#### Vorgegebener Text:
↓

Mit stupendem Wissen, leider gewohnt insiderhaft schreibt der Peter Korfmacher der Bildenden Kunst, Meinhard Michael, über das F/Stop-Fotofestival "Im Verborgenen: 5pm-5am". Nicht ohne gleich zu Beginn auf "hämische Kritik" am vorjährigen Selbstlob hinzuzweisen, mit dem Kristin Dittrich die eigene Ausstellung als "bedeutend, hochqualitativ und international" bezeichnet hatte. Aber eben nur hinzuweisen, nicht zu bestätigen oder zu widerlegen. Ob die diesjährige Foto-Schau qualitativ gelungen sei, wird über die skizzenhafte 'Nacherzählung' vieler einzelner Bilder oder Serien nicht deutlich. Interessant erscheinen sie schon, was vielleicht auch an Wörtern wie "traumhafte, jugendgefährdende Momente" der Fotos Arja Hyytiäinen, "hinterlistige Performances" von Thomas Xaver Dachs, die "tragische Exklusivität" der Bilder Thomas Kerns oder wenn auf Peter Bialobrzeskis Langzeitbelichtungen asiatischer Megastädte "das Licht grell jede Quelle umwölkt" liegen mag, die so wunderhübsch zu raunen vermögen. Von allem gebe es was, von "künstlerischer Fotografie" und von "fotografischer Fotografie", aus "traditionellen" oder auch "angesagten" Richtungen. Also nichts wie hinaus in die "Lange Nacht der Fotografie", morgen im Tapetenwerk, in die Zeit, in der "die Dummheit schlafe", wie Michael Karl Kraus zitiert.

↑

Datensatzeinträge:
↓

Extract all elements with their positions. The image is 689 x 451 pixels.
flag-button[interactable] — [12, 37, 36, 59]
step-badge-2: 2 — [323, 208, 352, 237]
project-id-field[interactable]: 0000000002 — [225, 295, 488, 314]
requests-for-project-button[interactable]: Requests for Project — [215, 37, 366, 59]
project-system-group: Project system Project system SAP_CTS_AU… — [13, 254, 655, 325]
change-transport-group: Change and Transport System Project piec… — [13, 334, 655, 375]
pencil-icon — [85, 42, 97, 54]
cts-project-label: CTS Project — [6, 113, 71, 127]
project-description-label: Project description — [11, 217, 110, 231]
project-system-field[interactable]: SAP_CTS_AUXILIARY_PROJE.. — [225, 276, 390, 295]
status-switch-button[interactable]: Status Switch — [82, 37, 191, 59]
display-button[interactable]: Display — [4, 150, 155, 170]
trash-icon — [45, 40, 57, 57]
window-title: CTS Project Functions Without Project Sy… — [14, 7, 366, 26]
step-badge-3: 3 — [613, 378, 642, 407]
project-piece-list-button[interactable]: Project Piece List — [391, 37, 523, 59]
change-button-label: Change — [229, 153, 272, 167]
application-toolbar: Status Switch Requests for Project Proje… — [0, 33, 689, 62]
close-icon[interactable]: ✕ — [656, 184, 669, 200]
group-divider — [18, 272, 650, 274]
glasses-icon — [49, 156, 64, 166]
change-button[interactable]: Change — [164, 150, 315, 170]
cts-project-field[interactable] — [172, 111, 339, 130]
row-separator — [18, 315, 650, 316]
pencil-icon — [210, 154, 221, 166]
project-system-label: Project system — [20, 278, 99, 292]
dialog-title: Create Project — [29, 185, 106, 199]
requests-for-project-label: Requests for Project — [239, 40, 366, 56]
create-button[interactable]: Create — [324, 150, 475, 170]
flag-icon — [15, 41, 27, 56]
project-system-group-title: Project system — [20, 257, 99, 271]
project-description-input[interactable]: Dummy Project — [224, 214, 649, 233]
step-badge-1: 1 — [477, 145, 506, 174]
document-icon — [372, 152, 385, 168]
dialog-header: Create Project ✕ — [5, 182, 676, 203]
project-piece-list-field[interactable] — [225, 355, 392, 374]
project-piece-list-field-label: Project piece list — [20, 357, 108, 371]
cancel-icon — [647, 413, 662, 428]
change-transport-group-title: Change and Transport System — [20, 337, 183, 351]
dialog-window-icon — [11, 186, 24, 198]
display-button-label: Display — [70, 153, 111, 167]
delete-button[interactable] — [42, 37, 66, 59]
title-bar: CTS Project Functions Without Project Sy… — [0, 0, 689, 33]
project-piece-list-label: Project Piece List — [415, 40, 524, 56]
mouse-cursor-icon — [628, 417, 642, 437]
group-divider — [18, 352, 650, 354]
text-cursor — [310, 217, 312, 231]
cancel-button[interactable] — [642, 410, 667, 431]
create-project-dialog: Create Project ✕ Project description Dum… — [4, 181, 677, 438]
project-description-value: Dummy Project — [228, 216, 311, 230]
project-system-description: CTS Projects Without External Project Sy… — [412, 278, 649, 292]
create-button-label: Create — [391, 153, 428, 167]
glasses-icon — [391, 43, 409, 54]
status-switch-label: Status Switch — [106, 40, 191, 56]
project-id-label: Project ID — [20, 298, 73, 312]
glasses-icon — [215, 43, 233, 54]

↑

Wie könnte der Text über das F/Stop-Fotofestival nach seinem letzten Satz weitergehen? Führen Sie ihn fort.

#### Schriftliche Antwort:
Was in Leipzig das Naturkundemuseum, ist den Hamburgern das Altonaer Museum. Es soll schließen. Um Geld zu sparen. Jenny Tobien zitiert dessen Leiter, Torkild Hinrichsen: "Das geistige Herz von Altona wird herausgerissen" und "Das Gefährliche ist, dass die Schließung eine Kettenreaktion auslösen wird." Der Präsident des Deutschen Museumsbundes, der Leipziger Volker Rodekamp, lässt sich im DLR Kultur nur zu den Worten hinreissen: "Diese Nachricht erfüllt mich mit großer Sorge". Ein Schelm, der Arges dabei denkt. Der Leiter des hiesigen Stadtgeschichtlichen Museums denkt hier wohl eher an sich selbst. So unverblümt wie die Hamburger Opernintendantin Simone Young, die die Einsparforderung von 1,2 Mio Euro an das Hamburger Schauspielhaus als erstes mit der "Erleichterung" kommentiert, dass ihr eigenes Haus noch mal davongekommen sei, macht er das zwar nicht. Aber die trendige Aufkündigung des Solidargedankens steckt hinter manchem Schweigem oder mancher Krokodilsträne, die von Intendanten und Leitern öffentlich gerade vergossen wird. Solange, bis sie selbst an der Reihe sind. "Heiliger Sankt Florian, verschon mein Haus/ zünd andre an."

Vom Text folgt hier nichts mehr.